## Task goal
The records that follow are to be repeated without alteration.

## Listed entries
______

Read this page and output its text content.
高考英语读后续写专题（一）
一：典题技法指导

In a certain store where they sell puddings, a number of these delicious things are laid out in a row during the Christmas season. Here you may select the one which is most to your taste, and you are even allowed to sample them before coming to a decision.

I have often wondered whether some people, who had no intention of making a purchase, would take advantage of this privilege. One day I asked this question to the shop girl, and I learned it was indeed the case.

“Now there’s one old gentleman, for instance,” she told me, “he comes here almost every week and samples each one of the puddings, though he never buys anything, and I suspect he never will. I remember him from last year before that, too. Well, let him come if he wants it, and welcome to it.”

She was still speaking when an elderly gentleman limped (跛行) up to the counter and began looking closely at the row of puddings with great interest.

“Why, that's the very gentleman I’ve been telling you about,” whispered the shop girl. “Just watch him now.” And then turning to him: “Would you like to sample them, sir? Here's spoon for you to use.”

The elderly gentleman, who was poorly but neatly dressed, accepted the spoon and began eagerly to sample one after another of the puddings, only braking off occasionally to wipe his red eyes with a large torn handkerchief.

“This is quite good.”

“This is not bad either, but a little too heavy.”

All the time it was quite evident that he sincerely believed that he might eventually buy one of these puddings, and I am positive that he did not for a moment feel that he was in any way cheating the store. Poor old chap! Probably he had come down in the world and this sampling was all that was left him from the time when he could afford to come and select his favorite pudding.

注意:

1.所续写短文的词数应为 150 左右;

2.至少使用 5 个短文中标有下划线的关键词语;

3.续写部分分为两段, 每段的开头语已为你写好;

______

## Solution to the problem
Read this page and output its text content.
高考英语读后续写专题（一）
一：典题技法指导

In a certain store where they sell puddings, a number of these delicious things are laid out in a row during the Christmas season. Here you may select the one which is most to your taste, and you are even allowed to sample them before coming to a decision.

I have often wondered whether some people, who had no intention of making a purchase, would take advantage of this privilege. One day I asked this question to the shop girl, and I learned it was indeed the case.

“Now there’s one old gentleman, for instance,” she told me, “he comes here almost every week and samples each one of the puddings, though he never buys anything, and I suspect he never will. I remember him from last year before that, too. Well, let him come if he wants it, and welcome to it.”

She was still speaking when an elderly gentleman limped (跛行) up to the counter and began looking closely at the row of puddings with great interest.

“Why, that's the very gentleman I’ve been telling you about,” whispered the shop girl. “Just watch him now.” And then turning to him: “Would you like to sample them, sir? Here's spoon for you to use.”

The elderly gentleman, who was poorly but neatly dressed, accepted the spoon and began eagerly to sample one after another of the puddings, only braking off occasionally to wipe his red eyes with a large torn handkerchief.

“This is quite good.”

“This is not bad either, but a little too heavy.”

All the time it was quite evident that he sincerely believed that he might eventually buy one of these puddings, and I am positive that he did not for a moment feel that he was in any way cheating the store. Poor old chap! Probably he had come down in the world and this sampling was all that was left him from the time when he could afford to come and select his favorite pudding.

注意:

1.所续写短文的词数应为 150 左右;

2.至少使用 5 个短文中标有下划线的关键词语;

3.续写部分分为两段, 每段的开头语已为你写好;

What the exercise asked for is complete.